▶

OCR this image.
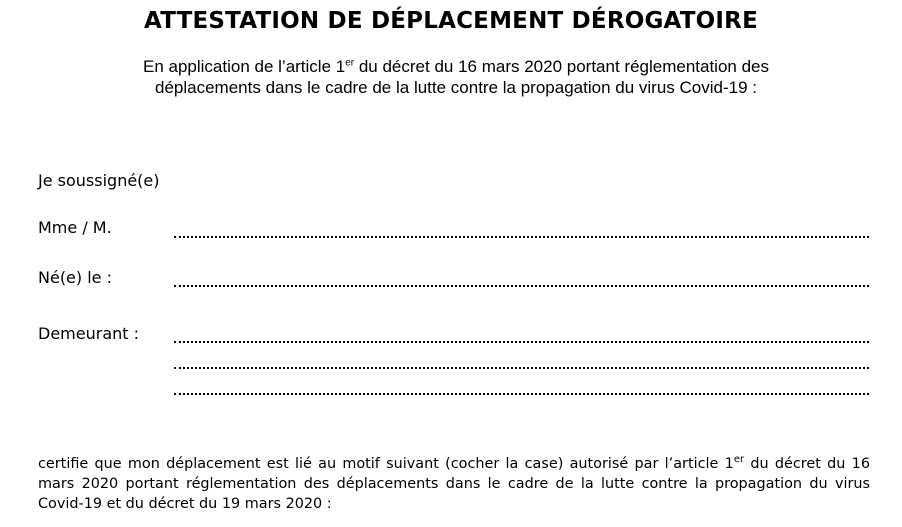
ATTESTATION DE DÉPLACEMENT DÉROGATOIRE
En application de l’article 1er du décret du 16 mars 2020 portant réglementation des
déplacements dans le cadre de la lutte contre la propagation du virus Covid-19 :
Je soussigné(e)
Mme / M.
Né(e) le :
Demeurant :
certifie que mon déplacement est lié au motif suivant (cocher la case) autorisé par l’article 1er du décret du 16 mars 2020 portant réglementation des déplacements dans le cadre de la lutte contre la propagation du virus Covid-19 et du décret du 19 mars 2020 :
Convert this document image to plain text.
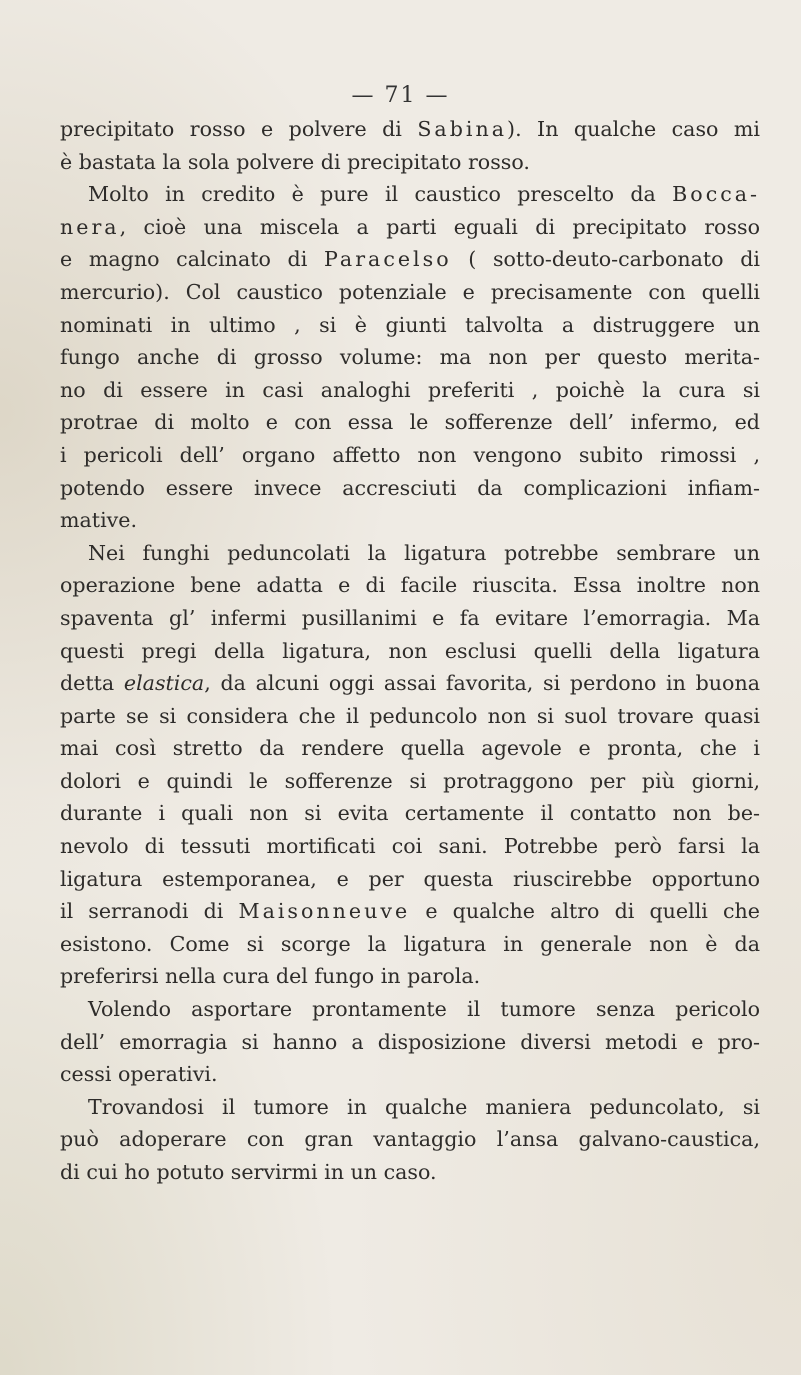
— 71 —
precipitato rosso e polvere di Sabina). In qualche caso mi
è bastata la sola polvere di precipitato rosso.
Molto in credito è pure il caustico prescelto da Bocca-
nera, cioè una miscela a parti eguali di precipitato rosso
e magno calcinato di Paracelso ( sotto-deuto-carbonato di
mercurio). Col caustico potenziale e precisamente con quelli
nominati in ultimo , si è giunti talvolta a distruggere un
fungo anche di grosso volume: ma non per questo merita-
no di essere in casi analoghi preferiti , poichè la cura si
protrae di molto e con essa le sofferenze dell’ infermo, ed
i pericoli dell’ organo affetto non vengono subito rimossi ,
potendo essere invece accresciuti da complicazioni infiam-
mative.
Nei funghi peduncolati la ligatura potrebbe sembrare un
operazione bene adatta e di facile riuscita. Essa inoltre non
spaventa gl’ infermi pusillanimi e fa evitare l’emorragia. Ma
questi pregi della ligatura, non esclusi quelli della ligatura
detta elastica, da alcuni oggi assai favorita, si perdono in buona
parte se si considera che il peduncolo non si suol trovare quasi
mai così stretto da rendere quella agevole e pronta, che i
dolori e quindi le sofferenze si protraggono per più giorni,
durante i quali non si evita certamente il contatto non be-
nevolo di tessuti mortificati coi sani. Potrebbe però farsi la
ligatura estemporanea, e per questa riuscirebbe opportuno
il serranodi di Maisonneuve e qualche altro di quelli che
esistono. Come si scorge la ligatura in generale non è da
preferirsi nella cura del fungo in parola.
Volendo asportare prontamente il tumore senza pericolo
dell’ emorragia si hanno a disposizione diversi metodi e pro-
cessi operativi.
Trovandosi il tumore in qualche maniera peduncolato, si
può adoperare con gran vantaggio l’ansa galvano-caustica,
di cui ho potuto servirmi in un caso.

◀

ABOUT THIS EXERCISE - The records above, minus their pictures, are to be returned verbatim.

ANSWER FOR THE TASK -
OCR this image.
ATTESTATION DE DÉPLACEMENT DÉROGATOIRE
En application de l’article 1er du décret du 16 mars 2020 portant réglementation des
déplacements dans le cadre de la lutte contre la propagation du virus Covid-19 :
Je soussigné(e)
Mme / M.
Né(e) le :
Demeurant :
certifie que mon déplacement est lié au motif suivant (cocher la case) autorisé par l’article 1er du décret du 16 mars 2020 portant réglementation des déplacements dans le cadre de la lutte contre la propagation du virus Covid-19 et du décret du 19 mars 2020 :
Convert this document image to plain text.
— 71 —
precipitato rosso e polvere di Sabina). In qualche caso mi
è bastata la sola polvere di precipitato rosso.
Molto in credito è pure il caustico prescelto da Bocca-
nera, cioè una miscela a parti eguali di precipitato rosso
e magno calcinato di Paracelso ( sotto-deuto-carbonato di
mercurio). Col caustico potenziale e precisamente con quelli
nominati in ultimo , si è giunti talvolta a distruggere un
fungo anche di grosso volume: ma non per questo merita-
no di essere in casi analoghi preferiti , poichè la cura si
protrae di molto e con essa le sofferenze dell’ infermo, ed
i pericoli dell’ organo affetto non vengono subito rimossi ,
potendo essere invece accresciuti da complicazioni infiam-
mative.
Nei funghi peduncolati la ligatura potrebbe sembrare un
operazione bene adatta e di facile riuscita. Essa inoltre non
spaventa gl’ infermi pusillanimi e fa evitare l’emorragia. Ma
questi pregi della ligatura, non esclusi quelli della ligatura
detta elastica, da alcuni oggi assai favorita, si perdono in buona
parte se si considera che il peduncolo non si suol trovare quasi
mai così stretto da rendere quella agevole e pronta, che i
dolori e quindi le sofferenze si protraggono per più giorni,
durante i quali non si evita certamente il contatto non be-
nevolo di tessuti mortificati coi sani. Potrebbe però farsi la
ligatura estemporanea, e per questa riuscirebbe opportuno
il serranodi di Maisonneuve e qualche altro di quelli che
esistono. Come si scorge la ligatura in generale non è da
preferirsi nella cura del fungo in parola.
Volendo asportare prontamente il tumore senza pericolo
dell’ emorragia si hanno a disposizione diversi metodi e pro-
cessi operativi.
Trovandosi il tumore in qualche maniera peduncolato, si
può adoperare con gran vantaggio l’ansa galvano-caustica,
di cui ho potuto servirmi in un caso.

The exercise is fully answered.